> _What is needed_
Output the material word for word. Leave each picture out.

^^^^^^^^

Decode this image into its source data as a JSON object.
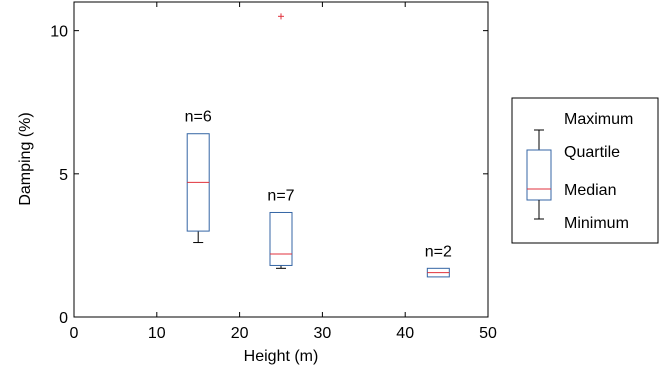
{
  "chart_data": {
    "type": "box",
    "title": "",
    "xlabel": "Height (m)",
    "ylabel": "Damping (%)",
    "xlim": [
      0,
      50
    ],
    "ylim": [
      0,
      11
    ],
    "xticks": [
      0,
      10,
      20,
      30,
      40,
      50
    ],
    "yticks": [
      0,
      5,
      10
    ],
    "grid": false,
    "box_color": "#3465a4",
    "median_color": "#e0323c",
    "outlier_color": "#e0323c",
    "boxes": [
      {
        "x": 15,
        "n_label": "n=6",
        "min": 2.6,
        "q1": 3.0,
        "median": 4.7,
        "q3": 6.4,
        "max": 6.4,
        "outliers": []
      },
      {
        "x": 25,
        "n_label": "n=7",
        "min": 1.7,
        "q1": 1.8,
        "median": 2.2,
        "q3": 3.65,
        "max": 3.65,
        "outliers": [
          10.5
        ]
      },
      {
        "x": 44,
        "n_label": "n=2",
        "min": 1.4,
        "q1": 1.4,
        "median": 1.55,
        "q3": 1.7,
        "max": 1.7,
        "outliers": []
      }
    ],
    "legend": {
      "placement": "right",
      "maximum": "Maximum",
      "quartile": "Quartile",
      "median": "Median",
      "minimum": "Minimum"
    }
  }
}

^^^^^^^^

> _Final result_
Decode this image into its source data as a JSON object.
{
  "chart_data": {
    "type": "box",
    "title": "",
    "xlabel": "Height (m)",
    "ylabel": "Damping (%)",
    "xlim": [
      0,
      50
    ],
    "ylim": [
      0,
      11
    ],
    "xticks": [
      0,
      10,
      20,
      30,
      40,
      50
    ],
    "yticks": [
      0,
      5,
      10
    ],
    "grid": false,
    "box_color": "#3465a4",
    "median_color": "#e0323c",
    "outlier_color": "#e0323c",
    "boxes": [
      {
        "x": 15,
        "n_label": "n=6",
        "min": 2.6,
        "q1": 3.0,
        "median": 4.7,
        "q3": 6.4,
        "max": 6.4,
        "outliers": []
      },
      {
        "x": 25,
        "n_label": "n=7",
        "min": 1.7,
        "q1": 1.8,
        "median": 2.2,
        "q3": 3.65,
        "max": 3.65,
        "outliers": [
          10.5
        ]
      },
      {
        "x": 44,
        "n_label": "n=2",
        "min": 1.4,
        "q1": 1.4,
        "median": 1.55,
        "q3": 1.7,
        "max": 1.7,
        "outliers": []
      }
    ],
    "legend": {
      "placement": "right",
      "maximum": "Maximum",
      "quartile": "Quartile",
      "median": "Median",
      "minimum": "Minimum"
    }
  }
}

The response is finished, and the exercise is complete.